### [Written exercise]
Copy out all the lines where "masculina" shows up.
── Dataset records
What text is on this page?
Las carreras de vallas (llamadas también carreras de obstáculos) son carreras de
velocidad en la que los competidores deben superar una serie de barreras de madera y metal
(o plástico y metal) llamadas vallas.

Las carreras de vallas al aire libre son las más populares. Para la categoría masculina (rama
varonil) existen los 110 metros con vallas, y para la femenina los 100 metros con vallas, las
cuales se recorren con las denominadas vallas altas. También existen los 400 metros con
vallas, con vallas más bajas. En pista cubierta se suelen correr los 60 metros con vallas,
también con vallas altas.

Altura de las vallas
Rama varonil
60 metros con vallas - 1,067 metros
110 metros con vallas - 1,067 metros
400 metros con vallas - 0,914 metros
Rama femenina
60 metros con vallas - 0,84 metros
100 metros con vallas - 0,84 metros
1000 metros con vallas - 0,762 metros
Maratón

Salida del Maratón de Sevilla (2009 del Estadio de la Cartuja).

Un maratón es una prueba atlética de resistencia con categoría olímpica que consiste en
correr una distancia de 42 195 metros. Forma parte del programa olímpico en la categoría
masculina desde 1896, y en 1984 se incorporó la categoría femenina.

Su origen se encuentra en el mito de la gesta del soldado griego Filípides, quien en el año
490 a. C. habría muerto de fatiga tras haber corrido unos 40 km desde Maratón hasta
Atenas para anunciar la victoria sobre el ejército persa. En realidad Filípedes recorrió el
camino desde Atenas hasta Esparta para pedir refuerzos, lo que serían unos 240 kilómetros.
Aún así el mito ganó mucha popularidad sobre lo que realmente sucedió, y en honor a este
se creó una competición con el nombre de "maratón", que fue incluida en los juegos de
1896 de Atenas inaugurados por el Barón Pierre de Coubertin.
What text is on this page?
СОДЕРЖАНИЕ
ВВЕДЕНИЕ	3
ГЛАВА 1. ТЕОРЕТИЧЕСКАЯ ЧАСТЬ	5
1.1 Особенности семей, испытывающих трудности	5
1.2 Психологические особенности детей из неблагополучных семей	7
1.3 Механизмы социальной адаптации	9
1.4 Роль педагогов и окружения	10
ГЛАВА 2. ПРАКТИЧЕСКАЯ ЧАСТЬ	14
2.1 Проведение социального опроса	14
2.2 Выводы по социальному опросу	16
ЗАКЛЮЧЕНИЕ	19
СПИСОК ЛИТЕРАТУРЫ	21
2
────
### [In response]
Las carreras de vallas al aire libre son las más populares. Para la categoría masculina (rama
masculina desde 1896, y en 1984 se incorporó la categoría femenina.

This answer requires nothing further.